> _Records for the exercise_
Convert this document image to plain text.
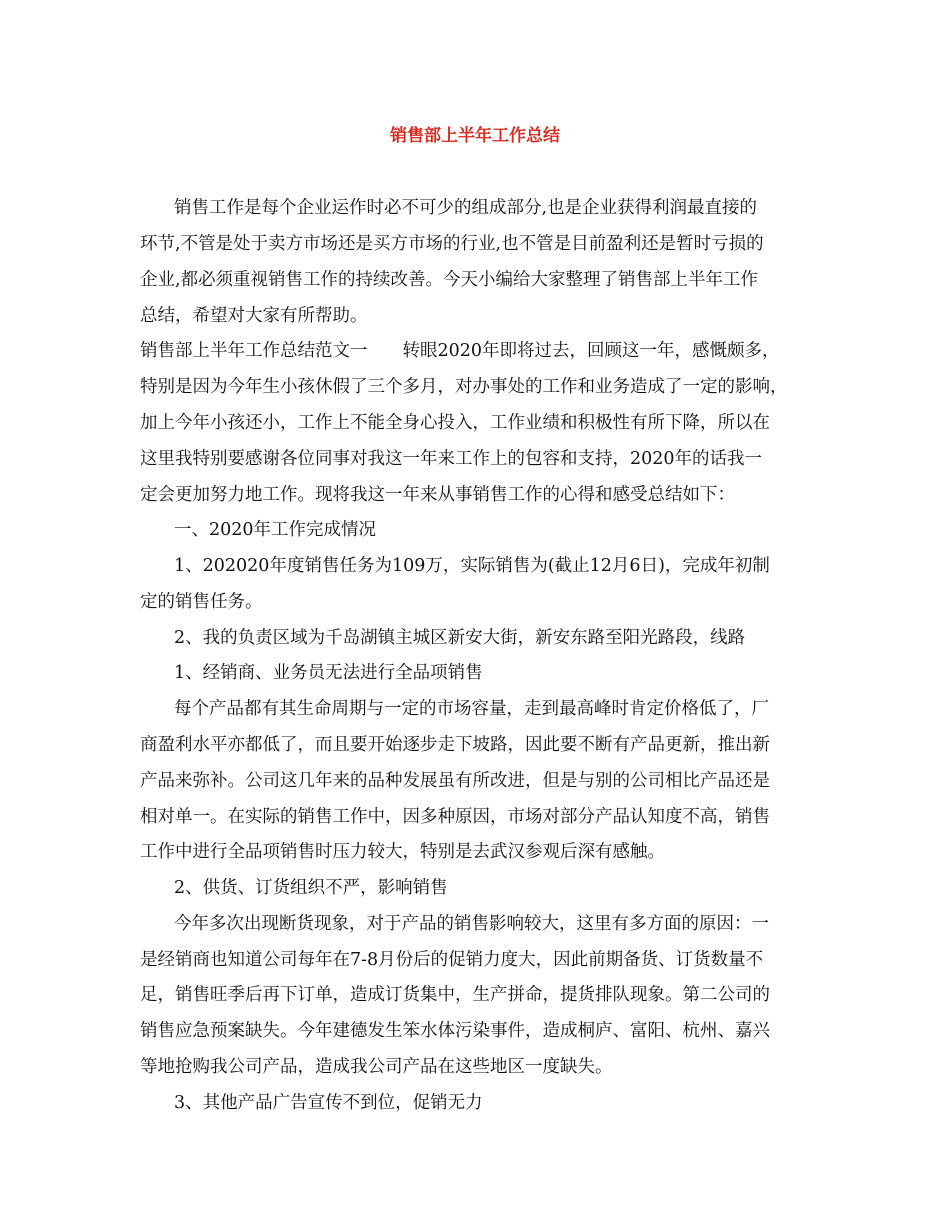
销售部上半年工作总结

销售工作是每个企业运作时必不可少的组成部分,也是企业获得利润最直接的

环节,不管是处于卖方市场还是买方市场的行业,也不管是目前盈利还是暂时亏损的

企业,都必须重视销售工作的持续改善。今天小编给大家整理了销售部上半年工作

总结，希望对大家有所帮助。

销售部上半年工作总结范文一　　转眼2020年即将过去，回顾这一年，感慨颇多，

特别是因为今年生小孩休假了三个多月，对办事处的工作和业务造成了一定的影响，

加上今年小孩还小，工作上不能全身心投入，工作业绩和积极性有所下降，所以在

这里我特别要感谢各位同事对我这一年来工作上的包容和支持，2020年的话我一

定会更加努力地工作。现将我这一年来从事销售工作的心得和感受总结如下：

一、2020年工作完成情况

1、202020年度销售任务为109万，实际销售为(截止12月6日)，完成年初制

定的销售任务。

2、我的负责区域为千岛湖镇主城区新安大街，新安东路至阳光路段，线路

1、经销商、业务员无法进行全品项销售

每个产品都有其生命周期与一定的市场容量，走到最高峰时肯定价格低了，厂

商盈利水平亦都低了，而且要开始逐步走下坡路，因此要不断有产品更新，推出新

产品来弥补。公司这几年来的品种发展虽有所改进，但是与别的公司相比产品还是

相对单一。在实际的销售工作中，因多种原因，市场对部分产品认知度不高，销售

工作中进行全品项销售时压力较大，特别是去武汉参观后深有感触。

2、供货、订货组织不严，影响销售

今年多次出现断货现象，对于产品的销售影响较大，这里有多方面的原因：一

是经销商也知道公司每年在7-8月份后的促销力度大，因此前期备货、订货数量不

足，销售旺季后再下订单，造成订货集中，生产拼命，提货排队现象。第二公司的

销售应急预案缺失。今年建德发生笨水体污染事件，造成桐庐、富阳、杭州、嘉兴

等地抢购我公司产品，造成我公司产品在这些地区一度缺失。

3、其他产品广告宣传不到位，促销无力
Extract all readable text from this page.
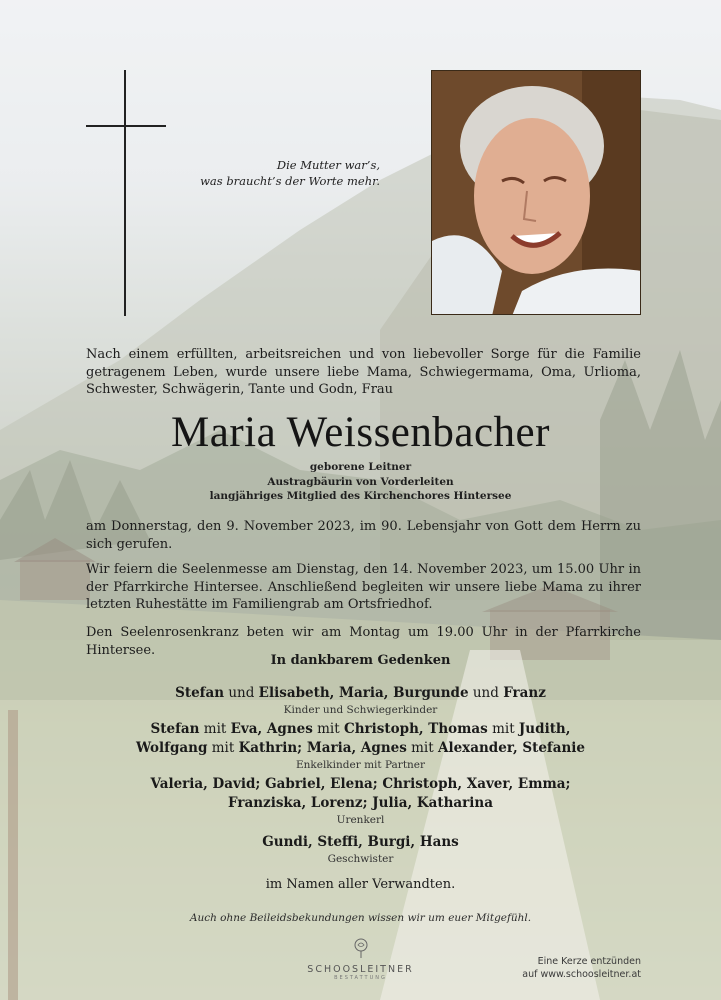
Die Mutter war’s,
was braucht’s der Worte mehr.
Nach einem erfüllten, arbeitsreichen und von liebevoller Sorge für die Familie getragenem Leben, wurde unsere liebe Mama, Schwiegermama, Oma, Urlioma, Schwester, Schwägerin, Tante und Godn, Frau
Maria Weissenbacher
geborene Leitner
Austragbäurin von Vorderleiten
langjähriges Mitglied des Kirchenchores Hintersee
am Donnerstag, den 9. November 2023, im 90. Lebensjahr von Gott dem Herrn zu sich gerufen.
Wir feiern die Seelenmesse am Dienstag, den 14. November 2023, um 15.00 Uhr in der Pfarrkirche Hintersee. Anschließend begleiten wir unsere liebe Mama zu ihrer letzten Ruhestätte im Familiengrab am Ortsfriedhof.
Den Seelenrosenkranz beten wir am Montag um 19.00 Uhr in der Pfarrkirche Hintersee.
In dankbarem Gedenken
Stefan und Elisabeth, Maria, Burgunde und Franz
Kinder und Schwiegerkinder
Stefan mit Eva, Agnes mit Christoph, Thomas mit Judith,
Wolfgang mit Kathrin; Maria, Agnes mit Alexander, Stefanie
Enkelkinder mit Partner
Valeria, David; Gabriel, Elena; Christoph, Xaver, Emma;
Franziska, Lorenz; Julia, Katharina
Urenkerl
Gundi, Steffi, Burgi, Hans
Geschwister
im Namen aller Verwandten.
Auch ohne Beileidsbekundungen wissen wir um euer Mitgefühl.
SCHOOSLEITNER
BESTATTUNG
Eine Kerze entzünden
auf www.schoosleitner.at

> _Set task_
Take the line containing "Extract all readable text from this page." as the first line and the last line of the data above as the final one, and output exactly the lines between them, inclusive, with no pictures.

> _Answer for this exercise_
Extract all readable text from this page.
Die Mutter war’s,
was braucht’s der Worte mehr.
Nach einem erfüllten, arbeitsreichen und von liebevoller Sorge für die Familie getragenem Leben, wurde unsere liebe Mama, Schwiegermama, Oma, Urlioma, Schwester, Schwägerin, Tante und Godn, Frau
Maria Weissenbacher
geborene Leitner
Austragbäurin von Vorderleiten
langjähriges Mitglied des Kirchenchores Hintersee
am Donnerstag, den 9. November 2023, im 90. Lebensjahr von Gott dem Herrn zu sich gerufen.
Wir feiern die Seelenmesse am Dienstag, den 14. November 2023, um 15.00 Uhr in der Pfarrkirche Hintersee. Anschließend begleiten wir unsere liebe Mama zu ihrer letzten Ruhestätte im Familiengrab am Ortsfriedhof.
Den Seelenrosenkranz beten wir am Montag um 19.00 Uhr in der Pfarrkirche Hintersee.
In dankbarem Gedenken
Stefan und Elisabeth, Maria, Burgunde und Franz
Kinder und Schwiegerkinder
Stefan mit Eva, Agnes mit Christoph, Thomas mit Judith,
Wolfgang mit Kathrin; Maria, Agnes mit Alexander, Stefanie
Enkelkinder mit Partner
Valeria, David; Gabriel, Elena; Christoph, Xaver, Emma;
Franziska, Lorenz; Julia, Katharina
Urenkerl
Gundi, Steffi, Burgi, Hans
Geschwister
im Namen aller Verwandten.
Auch ohne Beileidsbekundungen wissen wir um euer Mitgefühl.
SCHOOSLEITNER
BESTATTUNG
Eine Kerze entzünden
auf www.schoosleitner.at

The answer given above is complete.